→ Challenge
Reproduce the data below in full and exclude every picture.

============================================================

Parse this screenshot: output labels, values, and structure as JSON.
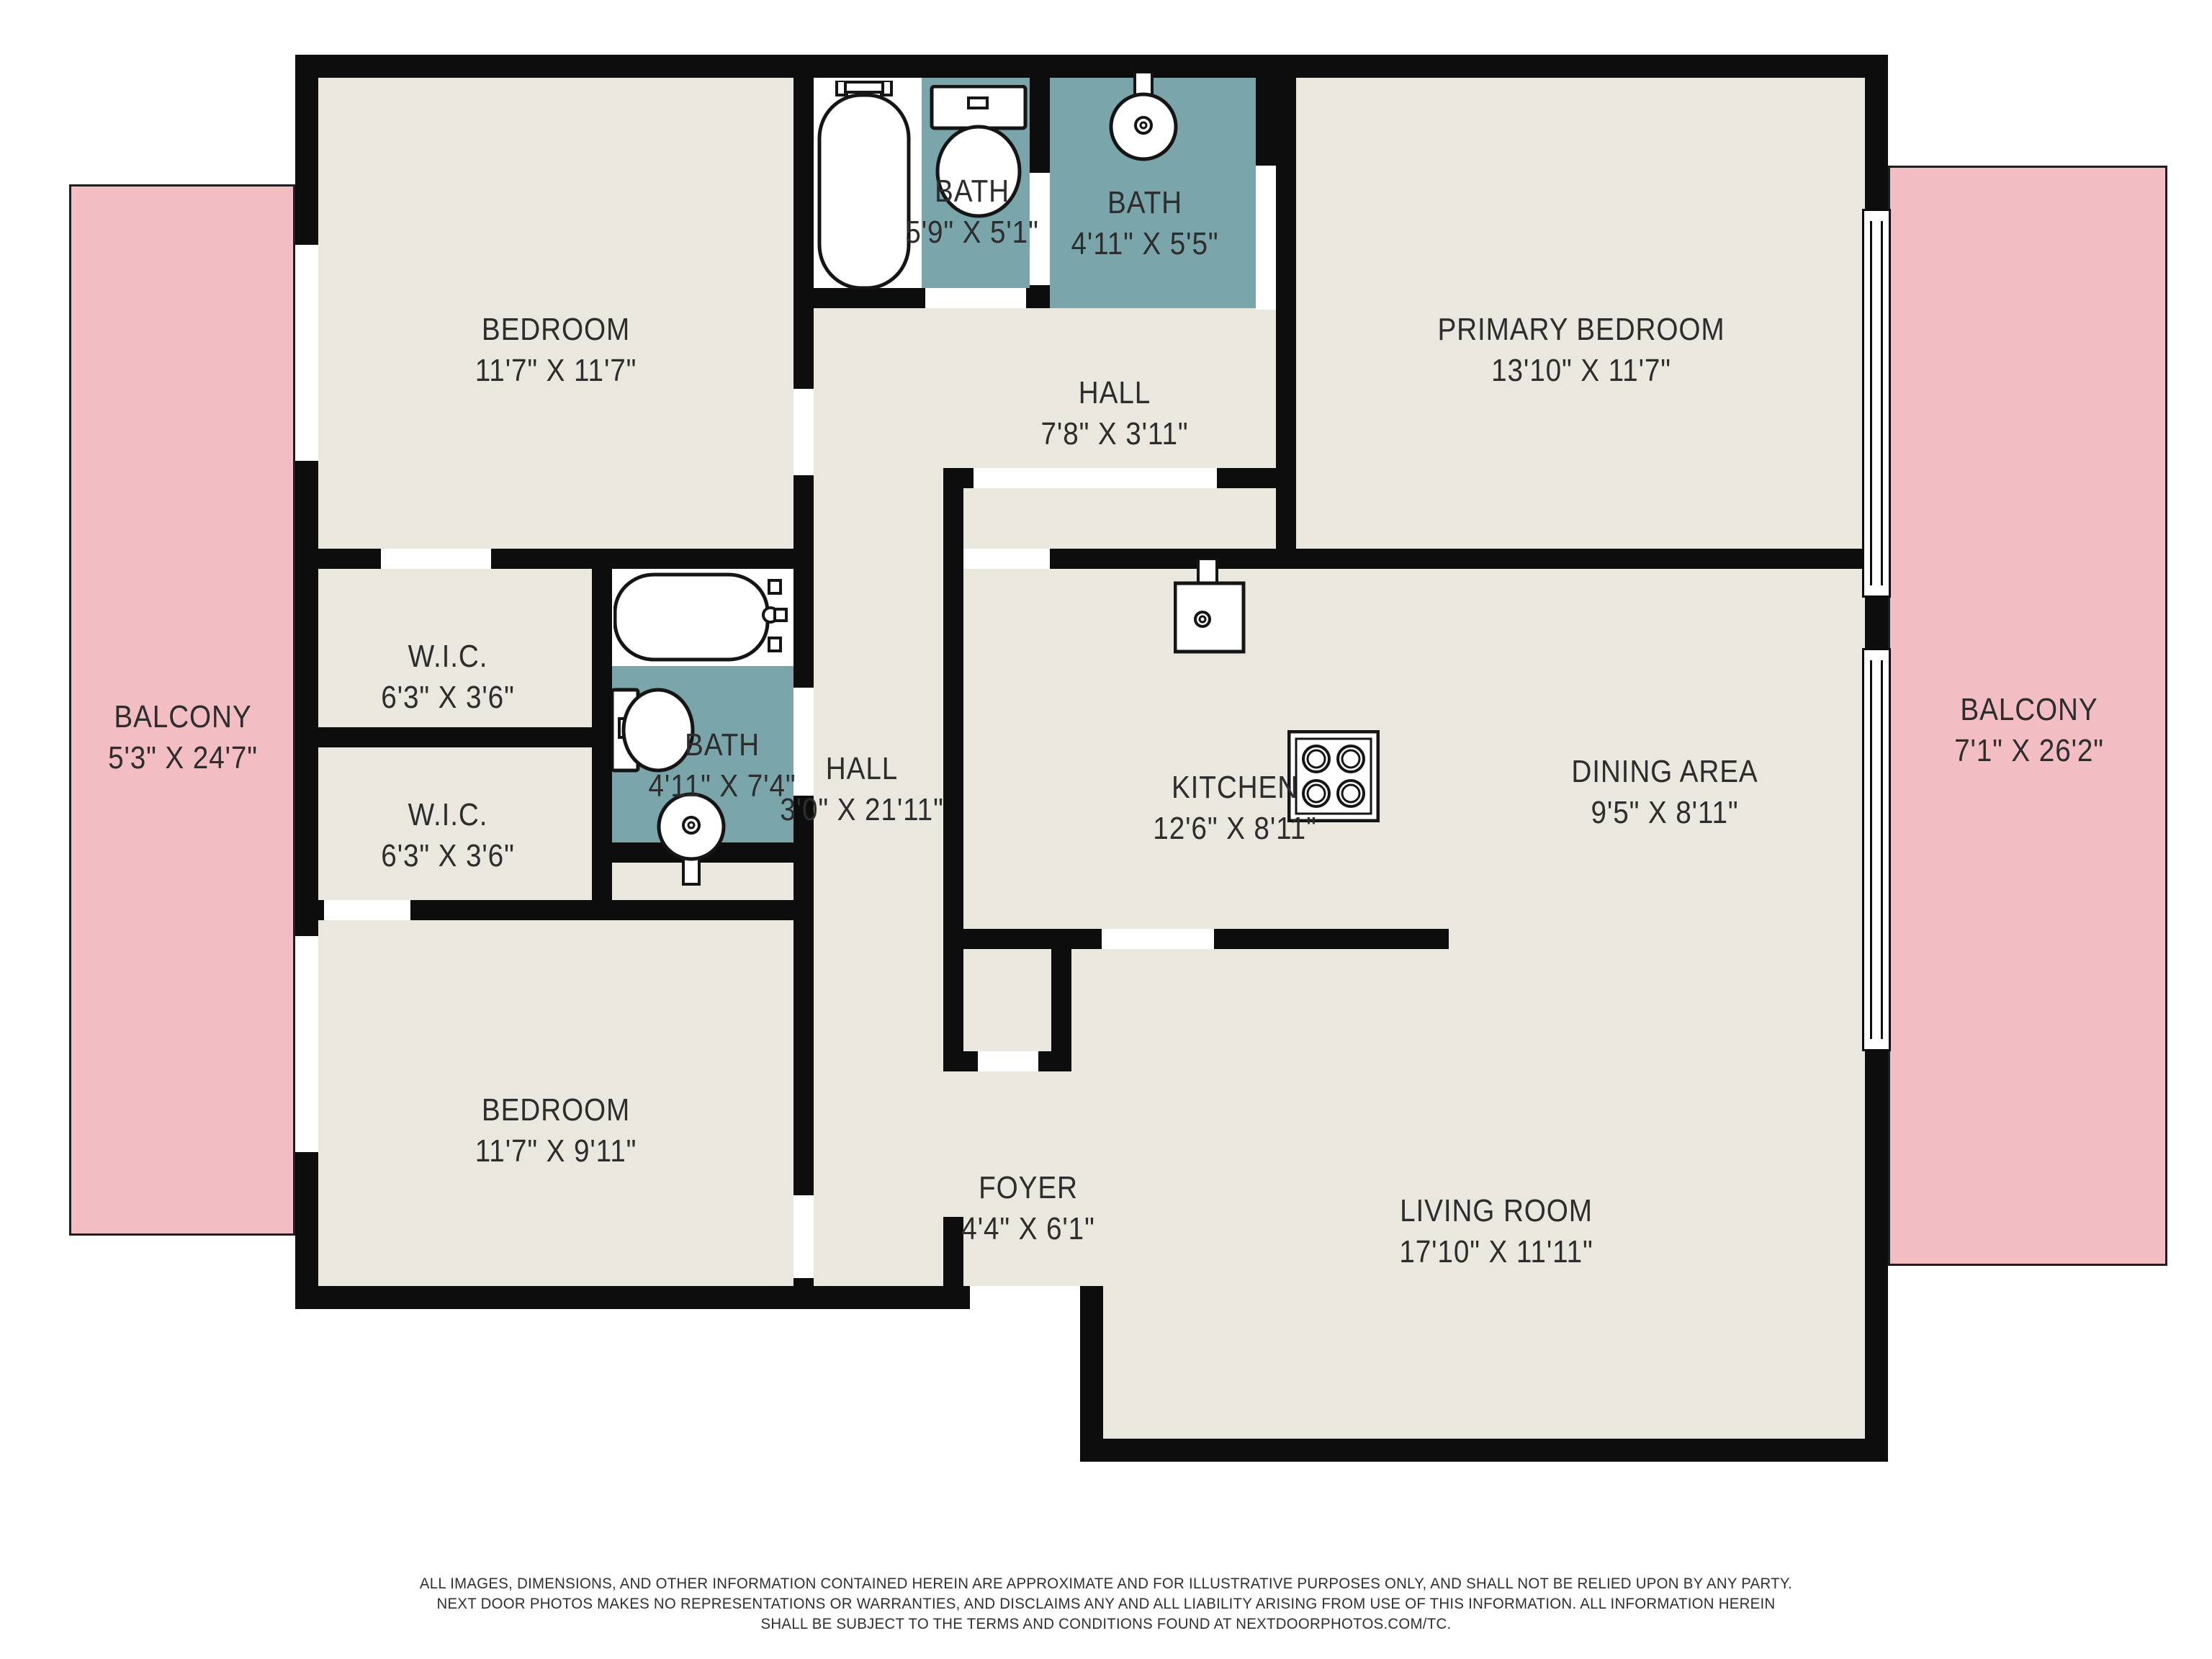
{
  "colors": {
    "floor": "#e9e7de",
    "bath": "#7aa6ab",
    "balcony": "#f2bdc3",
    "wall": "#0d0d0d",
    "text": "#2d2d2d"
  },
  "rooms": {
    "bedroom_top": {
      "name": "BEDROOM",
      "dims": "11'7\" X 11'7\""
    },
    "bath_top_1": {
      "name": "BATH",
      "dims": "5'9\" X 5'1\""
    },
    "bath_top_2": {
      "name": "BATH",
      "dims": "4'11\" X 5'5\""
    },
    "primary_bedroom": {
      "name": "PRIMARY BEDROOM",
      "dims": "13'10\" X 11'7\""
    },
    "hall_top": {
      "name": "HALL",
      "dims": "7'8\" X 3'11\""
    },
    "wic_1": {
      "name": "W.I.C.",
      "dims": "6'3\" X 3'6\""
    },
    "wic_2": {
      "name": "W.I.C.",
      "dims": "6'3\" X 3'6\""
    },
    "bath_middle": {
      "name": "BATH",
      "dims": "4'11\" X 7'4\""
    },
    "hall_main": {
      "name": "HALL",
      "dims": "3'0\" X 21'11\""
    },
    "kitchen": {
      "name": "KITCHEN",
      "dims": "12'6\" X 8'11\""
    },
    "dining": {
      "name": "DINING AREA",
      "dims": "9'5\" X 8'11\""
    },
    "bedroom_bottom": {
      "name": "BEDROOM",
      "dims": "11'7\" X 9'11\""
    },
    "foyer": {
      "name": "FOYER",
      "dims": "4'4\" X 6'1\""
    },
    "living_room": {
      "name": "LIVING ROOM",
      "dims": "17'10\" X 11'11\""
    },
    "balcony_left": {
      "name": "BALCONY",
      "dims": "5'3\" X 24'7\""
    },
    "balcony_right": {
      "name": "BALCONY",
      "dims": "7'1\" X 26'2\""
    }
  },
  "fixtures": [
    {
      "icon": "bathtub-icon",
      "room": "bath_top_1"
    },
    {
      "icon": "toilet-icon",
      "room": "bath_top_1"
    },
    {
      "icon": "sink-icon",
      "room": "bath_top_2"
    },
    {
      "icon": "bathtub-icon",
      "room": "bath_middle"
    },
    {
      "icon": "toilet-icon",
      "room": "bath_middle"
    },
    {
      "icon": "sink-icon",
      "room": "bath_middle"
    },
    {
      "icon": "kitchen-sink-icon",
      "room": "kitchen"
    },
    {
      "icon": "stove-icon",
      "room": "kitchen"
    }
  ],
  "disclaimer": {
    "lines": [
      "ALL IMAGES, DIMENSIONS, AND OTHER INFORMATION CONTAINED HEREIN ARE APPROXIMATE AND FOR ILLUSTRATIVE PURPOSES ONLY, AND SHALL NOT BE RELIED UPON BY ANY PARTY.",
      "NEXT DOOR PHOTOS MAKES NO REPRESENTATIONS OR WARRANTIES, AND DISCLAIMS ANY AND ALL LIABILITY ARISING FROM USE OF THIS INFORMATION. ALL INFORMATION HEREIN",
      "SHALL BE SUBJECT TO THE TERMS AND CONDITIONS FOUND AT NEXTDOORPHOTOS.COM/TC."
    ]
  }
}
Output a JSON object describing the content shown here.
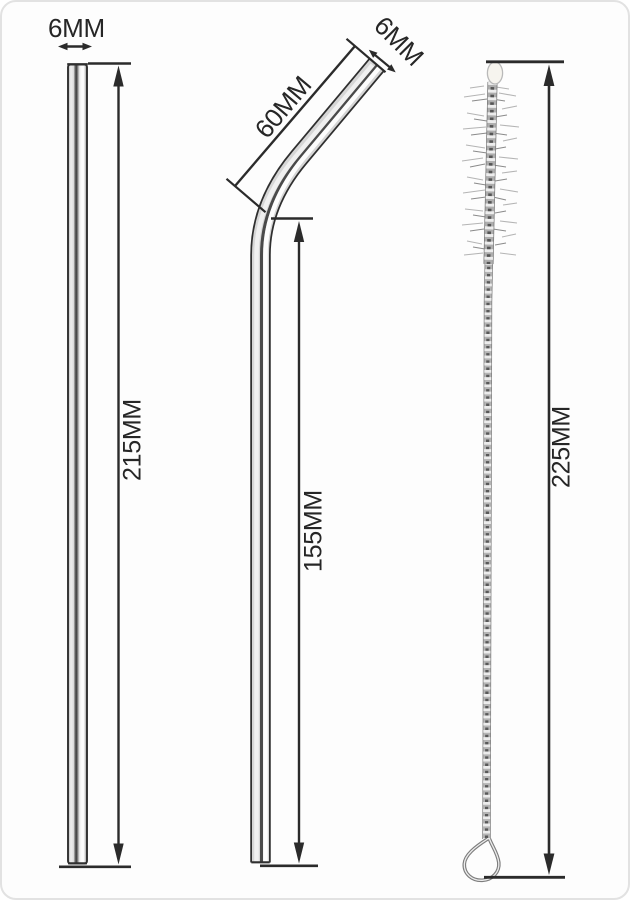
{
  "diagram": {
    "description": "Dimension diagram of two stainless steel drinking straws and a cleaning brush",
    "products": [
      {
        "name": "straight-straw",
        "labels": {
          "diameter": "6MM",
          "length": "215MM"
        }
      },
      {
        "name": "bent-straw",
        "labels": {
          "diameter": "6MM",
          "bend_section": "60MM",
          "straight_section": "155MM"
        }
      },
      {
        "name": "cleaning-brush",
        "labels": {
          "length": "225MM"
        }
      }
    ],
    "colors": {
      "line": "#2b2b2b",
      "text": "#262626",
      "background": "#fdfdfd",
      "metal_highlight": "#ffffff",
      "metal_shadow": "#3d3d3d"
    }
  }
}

============================================================

→ Problem solution
Parse this screenshot: output labels, values, and structure as JSON.
{
  "colors": {
    "floor": "#e9e7de",
    "bath": "#7aa6ab",
    "balcony": "#f2bdc3",
    "wall": "#0d0d0d",
    "text": "#2d2d2d"
  },
  "rooms": {
    "bedroom_top": {
      "name": "BEDROOM",
      "dims": "11'7\" X 11'7\""
    },
    "bath_top_1": {
      "name": "BATH",
      "dims": "5'9\" X 5'1\""
    },
    "bath_top_2": {
      "name": "BATH",
      "dims": "4'11\" X 5'5\""
    },
    "primary_bedroom": {
      "name": "PRIMARY BEDROOM",
      "dims": "13'10\" X 11'7\""
    },
    "hall_top": {
      "name": "HALL",
      "dims": "7'8\" X 3'11\""
    },
    "wic_1": {
      "name": "W.I.C.",
      "dims": "6'3\" X 3'6\""
    },
    "wic_2": {
      "name": "W.I.C.",
      "dims": "6'3\" X 3'6\""
    },
    "bath_middle": {
      "name": "BATH",
      "dims": "4'11\" X 7'4\""
    },
    "hall_main": {
      "name": "HALL",
      "dims": "3'0\" X 21'11\""
    },
    "kitchen": {
      "name": "KITCHEN",
      "dims": "12'6\" X 8'11\""
    },
    "dining": {
      "name": "DINING AREA",
      "dims": "9'5\" X 8'11\""
    },
    "bedroom_bottom": {
      "name": "BEDROOM",
      "dims": "11'7\" X 9'11\""
    },
    "foyer": {
      "name": "FOYER",
      "dims": "4'4\" X 6'1\""
    },
    "living_room": {
      "name": "LIVING ROOM",
      "dims": "17'10\" X 11'11\""
    },
    "balcony_left": {
      "name": "BALCONY",
      "dims": "5'3\" X 24'7\""
    },
    "balcony_right": {
      "name": "BALCONY",
      "dims": "7'1\" X 26'2\""
    }
  },
  "fixtures": [
    {
      "icon": "bathtub-icon",
      "room": "bath_top_1"
    },
    {
      "icon": "toilet-icon",
      "room": "bath_top_1"
    },
    {
      "icon": "sink-icon",
      "room": "bath_top_2"
    },
    {
      "icon": "bathtub-icon",
      "room": "bath_middle"
    },
    {
      "icon": "toilet-icon",
      "room": "bath_middle"
    },
    {
      "icon": "sink-icon",
      "room": "bath_middle"
    },
    {
      "icon": "kitchen-sink-icon",
      "room": "kitchen"
    },
    {
      "icon": "stove-icon",
      "room": "kitchen"
    }
  ],
  "disclaimer": {
    "lines": [
      "ALL IMAGES, DIMENSIONS, AND OTHER INFORMATION CONTAINED HEREIN ARE APPROXIMATE AND FOR ILLUSTRATIVE PURPOSES ONLY, AND SHALL NOT BE RELIED UPON BY ANY PARTY.",
      "NEXT DOOR PHOTOS MAKES NO REPRESENTATIONS OR WARRANTIES, AND DISCLAIMS ANY AND ALL LIABILITY ARISING FROM USE OF THIS INFORMATION. ALL INFORMATION HEREIN",
      "SHALL BE SUBJECT TO THE TERMS AND CONDITIONS FOUND AT NEXTDOORPHOTOS.COM/TC."
    ]
  }
}
Output a JSON object describing the content shown here.
{
  "diagram": {
    "description": "Dimension diagram of two stainless steel drinking straws and a cleaning brush",
    "products": [
      {
        "name": "straight-straw",
        "labels": {
          "diameter": "6MM",
          "length": "215MM"
        }
      },
      {
        "name": "bent-straw",
        "labels": {
          "diameter": "6MM",
          "bend_section": "60MM",
          "straight_section": "155MM"
        }
      },
      {
        "name": "cleaning-brush",
        "labels": {
          "length": "225MM"
        }
      }
    ],
    "colors": {
      "line": "#2b2b2b",
      "text": "#262626",
      "background": "#fdfdfd",
      "metal_highlight": "#ffffff",
      "metal_shadow": "#3d3d3d"
    }
  }
}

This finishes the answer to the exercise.